* TASK PROMPT
Retype the records below from the start through the line containing "button[interactable]: Back bbox=[66, 152, 100, 162]", including that line.

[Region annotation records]
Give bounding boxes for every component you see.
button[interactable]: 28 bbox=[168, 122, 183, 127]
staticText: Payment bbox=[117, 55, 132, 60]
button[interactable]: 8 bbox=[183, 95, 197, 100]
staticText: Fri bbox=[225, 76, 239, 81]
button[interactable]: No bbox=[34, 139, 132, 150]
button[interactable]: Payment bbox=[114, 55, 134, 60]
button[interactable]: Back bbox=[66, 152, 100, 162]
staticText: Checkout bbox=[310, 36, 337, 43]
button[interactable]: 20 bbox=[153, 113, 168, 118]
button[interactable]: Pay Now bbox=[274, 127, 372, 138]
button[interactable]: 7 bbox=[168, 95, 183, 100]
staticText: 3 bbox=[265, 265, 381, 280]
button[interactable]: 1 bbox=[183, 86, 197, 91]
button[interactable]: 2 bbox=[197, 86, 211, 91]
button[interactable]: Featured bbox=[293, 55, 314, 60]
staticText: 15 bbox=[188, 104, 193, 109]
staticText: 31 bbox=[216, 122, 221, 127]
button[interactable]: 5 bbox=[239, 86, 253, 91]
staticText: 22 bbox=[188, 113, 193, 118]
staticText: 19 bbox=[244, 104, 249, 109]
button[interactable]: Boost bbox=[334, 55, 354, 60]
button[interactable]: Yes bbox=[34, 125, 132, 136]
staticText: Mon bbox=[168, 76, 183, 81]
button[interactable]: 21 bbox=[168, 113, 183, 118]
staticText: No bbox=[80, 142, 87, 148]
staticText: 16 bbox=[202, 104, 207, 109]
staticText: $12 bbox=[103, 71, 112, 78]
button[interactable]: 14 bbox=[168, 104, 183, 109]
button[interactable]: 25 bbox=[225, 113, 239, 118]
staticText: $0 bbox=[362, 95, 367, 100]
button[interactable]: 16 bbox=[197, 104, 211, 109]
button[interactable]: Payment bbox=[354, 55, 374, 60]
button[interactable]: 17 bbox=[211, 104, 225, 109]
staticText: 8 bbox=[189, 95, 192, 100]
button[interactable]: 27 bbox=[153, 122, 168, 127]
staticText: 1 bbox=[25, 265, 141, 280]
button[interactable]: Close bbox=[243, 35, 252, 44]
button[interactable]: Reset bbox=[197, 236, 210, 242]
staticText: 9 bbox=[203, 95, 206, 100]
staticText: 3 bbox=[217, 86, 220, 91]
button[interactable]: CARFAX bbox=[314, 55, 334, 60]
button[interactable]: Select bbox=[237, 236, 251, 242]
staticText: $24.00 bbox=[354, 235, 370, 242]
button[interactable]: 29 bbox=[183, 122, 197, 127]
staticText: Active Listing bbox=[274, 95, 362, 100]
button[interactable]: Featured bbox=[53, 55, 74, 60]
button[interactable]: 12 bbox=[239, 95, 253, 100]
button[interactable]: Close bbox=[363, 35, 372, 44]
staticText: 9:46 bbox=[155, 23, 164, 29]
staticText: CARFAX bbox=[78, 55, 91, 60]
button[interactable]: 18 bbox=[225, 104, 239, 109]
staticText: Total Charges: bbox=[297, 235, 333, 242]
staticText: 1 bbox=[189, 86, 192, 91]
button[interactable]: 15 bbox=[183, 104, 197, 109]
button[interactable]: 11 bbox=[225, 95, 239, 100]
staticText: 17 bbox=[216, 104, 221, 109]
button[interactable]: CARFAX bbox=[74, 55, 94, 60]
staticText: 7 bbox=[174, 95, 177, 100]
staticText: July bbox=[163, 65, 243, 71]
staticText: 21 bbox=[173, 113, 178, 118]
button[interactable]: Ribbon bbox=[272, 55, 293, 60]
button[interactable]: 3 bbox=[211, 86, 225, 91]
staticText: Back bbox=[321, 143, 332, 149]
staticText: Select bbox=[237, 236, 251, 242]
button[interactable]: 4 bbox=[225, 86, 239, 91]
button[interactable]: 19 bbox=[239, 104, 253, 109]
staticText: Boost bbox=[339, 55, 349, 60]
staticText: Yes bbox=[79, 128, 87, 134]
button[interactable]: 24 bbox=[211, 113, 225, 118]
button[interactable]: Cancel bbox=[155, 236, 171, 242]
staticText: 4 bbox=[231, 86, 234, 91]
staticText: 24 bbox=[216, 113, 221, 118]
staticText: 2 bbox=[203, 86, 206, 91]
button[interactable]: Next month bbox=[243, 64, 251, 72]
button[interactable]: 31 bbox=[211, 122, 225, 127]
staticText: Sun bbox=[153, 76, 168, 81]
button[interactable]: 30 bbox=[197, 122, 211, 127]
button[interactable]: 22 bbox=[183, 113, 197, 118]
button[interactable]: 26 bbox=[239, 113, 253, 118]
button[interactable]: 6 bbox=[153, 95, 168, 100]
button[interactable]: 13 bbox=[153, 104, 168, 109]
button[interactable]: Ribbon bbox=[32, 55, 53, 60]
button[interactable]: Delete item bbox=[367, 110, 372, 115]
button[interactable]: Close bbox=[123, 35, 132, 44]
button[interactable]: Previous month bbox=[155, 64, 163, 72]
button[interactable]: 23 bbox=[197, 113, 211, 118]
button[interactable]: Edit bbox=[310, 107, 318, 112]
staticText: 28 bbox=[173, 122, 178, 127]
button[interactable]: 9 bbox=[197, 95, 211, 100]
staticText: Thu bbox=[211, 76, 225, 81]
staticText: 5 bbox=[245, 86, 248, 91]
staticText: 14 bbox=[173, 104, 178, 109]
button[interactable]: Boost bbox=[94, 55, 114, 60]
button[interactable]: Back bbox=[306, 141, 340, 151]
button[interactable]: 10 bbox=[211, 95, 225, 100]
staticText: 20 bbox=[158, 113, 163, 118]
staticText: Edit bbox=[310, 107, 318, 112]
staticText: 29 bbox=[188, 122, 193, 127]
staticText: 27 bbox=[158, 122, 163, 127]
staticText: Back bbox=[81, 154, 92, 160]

* ANSWER BELOW
Give bounding boxes for every component you see.
button[interactable]: 28 bbox=[168, 122, 183, 127]
staticText: Payment bbox=[117, 55, 132, 60]
button[interactable]: 8 bbox=[183, 95, 197, 100]
staticText: Fri bbox=[225, 76, 239, 81]
button[interactable]: No bbox=[34, 139, 132, 150]
button[interactable]: Payment bbox=[114, 55, 134, 60]
button[interactable]: Back bbox=[66, 152, 100, 162]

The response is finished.